## REQUIREMENTS
Print all entries word for word.
◆ ◆ ◆ ◆ ◆ ◆ ◆
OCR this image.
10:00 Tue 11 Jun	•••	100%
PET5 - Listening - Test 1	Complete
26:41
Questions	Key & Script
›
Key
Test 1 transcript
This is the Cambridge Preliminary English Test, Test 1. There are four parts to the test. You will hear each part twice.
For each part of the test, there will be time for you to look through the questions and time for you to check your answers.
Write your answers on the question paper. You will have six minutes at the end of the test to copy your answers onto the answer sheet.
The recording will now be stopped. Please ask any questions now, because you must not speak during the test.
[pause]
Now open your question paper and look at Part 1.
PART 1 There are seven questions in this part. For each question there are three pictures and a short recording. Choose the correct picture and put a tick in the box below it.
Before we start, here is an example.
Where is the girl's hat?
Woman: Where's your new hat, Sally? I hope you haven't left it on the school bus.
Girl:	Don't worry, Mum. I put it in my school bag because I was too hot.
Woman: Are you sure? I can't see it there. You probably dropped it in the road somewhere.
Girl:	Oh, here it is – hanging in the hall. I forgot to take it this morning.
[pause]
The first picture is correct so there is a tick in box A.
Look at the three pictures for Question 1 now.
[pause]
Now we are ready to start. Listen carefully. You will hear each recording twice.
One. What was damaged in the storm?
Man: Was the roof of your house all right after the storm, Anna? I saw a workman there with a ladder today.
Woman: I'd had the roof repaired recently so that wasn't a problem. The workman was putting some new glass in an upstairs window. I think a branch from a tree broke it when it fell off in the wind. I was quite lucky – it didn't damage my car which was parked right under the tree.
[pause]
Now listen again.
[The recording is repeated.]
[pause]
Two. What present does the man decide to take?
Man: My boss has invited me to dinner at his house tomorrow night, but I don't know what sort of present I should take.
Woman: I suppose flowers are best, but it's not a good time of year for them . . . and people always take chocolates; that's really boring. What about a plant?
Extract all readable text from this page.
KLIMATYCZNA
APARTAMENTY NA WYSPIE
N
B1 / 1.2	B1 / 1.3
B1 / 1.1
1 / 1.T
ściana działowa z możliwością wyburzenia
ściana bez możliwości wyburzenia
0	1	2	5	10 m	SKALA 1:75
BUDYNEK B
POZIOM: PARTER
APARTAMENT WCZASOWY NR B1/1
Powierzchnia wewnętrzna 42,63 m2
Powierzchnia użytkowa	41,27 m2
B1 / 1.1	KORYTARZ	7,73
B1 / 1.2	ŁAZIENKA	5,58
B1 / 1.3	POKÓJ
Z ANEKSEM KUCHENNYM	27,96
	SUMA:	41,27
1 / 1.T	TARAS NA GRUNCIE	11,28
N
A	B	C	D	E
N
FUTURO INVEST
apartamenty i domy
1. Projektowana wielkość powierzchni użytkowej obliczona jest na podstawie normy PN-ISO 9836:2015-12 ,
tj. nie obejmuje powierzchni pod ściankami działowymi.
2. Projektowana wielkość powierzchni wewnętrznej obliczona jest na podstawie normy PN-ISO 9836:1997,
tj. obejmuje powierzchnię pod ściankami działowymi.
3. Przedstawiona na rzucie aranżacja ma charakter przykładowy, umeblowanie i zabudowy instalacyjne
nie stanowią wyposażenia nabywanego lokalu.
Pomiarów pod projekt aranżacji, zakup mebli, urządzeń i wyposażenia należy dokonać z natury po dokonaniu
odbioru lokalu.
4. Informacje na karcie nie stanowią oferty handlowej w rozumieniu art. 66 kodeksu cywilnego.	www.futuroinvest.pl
◆ ◆ ◆ ◆ ◆ ◆ ◆
## RESULT FOR THIS TASK
OCR this image.
10:00 Tue 11 Jun	•••	100%
PET5 - Listening - Test 1	Complete
26:41
Questions	Key & Script
›
Key
Test 1 transcript
This is the Cambridge Preliminary English Test, Test 1. There are four parts to the test. You will hear each part twice.
For each part of the test, there will be time for you to look through the questions and time for you to check your answers.
Write your answers on the question paper. You will have six minutes at the end of the test to copy your answers onto the answer sheet.
The recording will now be stopped. Please ask any questions now, because you must not speak during the test.
[pause]
Now open your question paper and look at Part 1.
PART 1 There are seven questions in this part. For each question there are three pictures and a short recording. Choose the correct picture and put a tick in the box below it.
Before we start, here is an example.
Where is the girl's hat?
Woman: Where's your new hat, Sally? I hope you haven't left it on the school bus.
Girl:	Don't worry, Mum. I put it in my school bag because I was too hot.
Woman: Are you sure? I can't see it there. You probably dropped it in the road somewhere.
Girl:	Oh, here it is – hanging in the hall. I forgot to take it this morning.
[pause]
The first picture is correct so there is a tick in box A.
Look at the three pictures for Question 1 now.
[pause]
Now we are ready to start. Listen carefully. You will hear each recording twice.
One. What was damaged in the storm?
Man: Was the roof of your house all right after the storm, Anna? I saw a workman there with a ladder today.
Woman: I'd had the roof repaired recently so that wasn't a problem. The workman was putting some new glass in an upstairs window. I think a branch from a tree broke it when it fell off in the wind. I was quite lucky – it didn't damage my car which was parked right under the tree.
[pause]
Now listen again.
[The recording is repeated.]
[pause]
Two. What present does the man decide to take?
Man: My boss has invited me to dinner at his house tomorrow night, but I don't know what sort of present I should take.
Woman: I suppose flowers are best, but it's not a good time of year for them . . . and people always take chocolates; that's really boring. What about a plant?
Extract all readable text from this page.
KLIMATYCZNA
APARTAMENTY NA WYSPIE
N
B1 / 1.2	B1 / 1.3
B1 / 1.1
1 / 1.T
ściana działowa z możliwością wyburzenia
ściana bez możliwości wyburzenia
0	1	2	5	10 m	SKALA 1:75
BUDYNEK B
POZIOM: PARTER
APARTAMENT WCZASOWY NR B1/1
Powierzchnia wewnętrzna 42,63 m2
Powierzchnia użytkowa	41,27 m2
B1 / 1.1	KORYTARZ	7,73
B1 / 1.2	ŁAZIENKA	5,58
B1 / 1.3	POKÓJ
Z ANEKSEM KUCHENNYM	27,96
	SUMA:	41,27
1 / 1.T	TARAS NA GRUNCIE	11,28
N
A	B	C	D	E
N
FUTURO INVEST
apartamenty i domy
1. Projektowana wielkość powierzchni użytkowej obliczona jest na podstawie normy PN-ISO 9836:2015-12 ,
tj. nie obejmuje powierzchni pod ściankami działowymi.
2. Projektowana wielkość powierzchni wewnętrznej obliczona jest na podstawie normy PN-ISO 9836:1997,
tj. obejmuje powierzchnię pod ściankami działowymi.
3. Przedstawiona na rzucie aranżacja ma charakter przykładowy, umeblowanie i zabudowy instalacyjne
nie stanowią wyposażenia nabywanego lokalu.
Pomiarów pod projekt aranżacji, zakup mebli, urządzeń i wyposażenia należy dokonać z natury po dokonaniu
odbioru lokalu.
4. Informacje na karcie nie stanowią oferty handlowej w rozumieniu art. 66 kodeksu cywilnego.	www.futuroinvest.pl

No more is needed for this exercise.